TASK.
Only the pictures are to be left out; set down the rest of the records exactly.

RECORDS SHOWN.

+===+

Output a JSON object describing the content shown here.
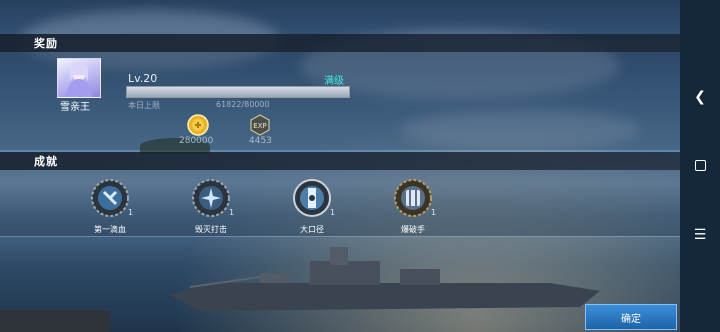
{
  "rewards_section": {
    "title": "奖励",
    "character": {
      "name": "雪亲王",
      "avatar_icon": "character-portrait"
    },
    "level": {
      "label": "Lv.20",
      "status": "满级",
      "progress": 1.0,
      "daily_limit_label": "本日上限",
      "daily_limit_value": "61822/80000"
    },
    "items": [
      {
        "icon": "gold-coin-icon",
        "value": "280000"
      },
      {
        "icon": "exp-icon",
        "value": "4453",
        "icon_text": "EXP"
      }
    ]
  },
  "achievements_section": {
    "title": "成就",
    "items": [
      {
        "name": "第一滴血",
        "count": "1",
        "icon": "first-blood-badge-icon"
      },
      {
        "name": "毁灭打击",
        "count": "1",
        "icon": "devastating-strike-badge-icon"
      },
      {
        "name": "大口径",
        "count": "1",
        "icon": "large-caliber-badge-icon"
      },
      {
        "name": "爆破手",
        "count": "1",
        "icon": "demolition-badge-icon"
      }
    ]
  },
  "actions": {
    "confirm_label": "确定"
  },
  "system_nav": {
    "back_icon": "back-chevron-icon",
    "home_icon": "home-square-icon",
    "menu_icon": "menu-icon"
  },
  "colors": {
    "accent": "#44e8e0",
    "button": "#2a7cc7"
  }
}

+===+

EXERCISE RESPONSE.
Output a JSON object describing the content shown here.
{
  "rewards_section": {
    "title": "奖励",
    "character": {
      "name": "雪亲王",
      "avatar_icon": "character-portrait"
    },
    "level": {
      "label": "Lv.20",
      "status": "满级",
      "progress": 1.0,
      "daily_limit_label": "本日上限",
      "daily_limit_value": "61822/80000"
    },
    "items": [
      {
        "icon": "gold-coin-icon",
        "value": "280000"
      },
      {
        "icon": "exp-icon",
        "value": "4453",
        "icon_text": "EXP"
      }
    ]
  },
  "achievements_section": {
    "title": "成就",
    "items": [
      {
        "name": "第一滴血",
        "count": "1",
        "icon": "first-blood-badge-icon"
      },
      {
        "name": "毁灭打击",
        "count": "1",
        "icon": "devastating-strike-badge-icon"
      },
      {
        "name": "大口径",
        "count": "1",
        "icon": "large-caliber-badge-icon"
      },
      {
        "name": "爆破手",
        "count": "1",
        "icon": "demolition-badge-icon"
      }
    ]
  },
  "actions": {
    "confirm_label": "确定"
  },
  "system_nav": {
    "back_icon": "back-chevron-icon",
    "home_icon": "home-square-icon",
    "menu_icon": "menu-icon"
  },
  "colors": {
    "accent": "#44e8e0",
    "button": "#2a7cc7"
  }
}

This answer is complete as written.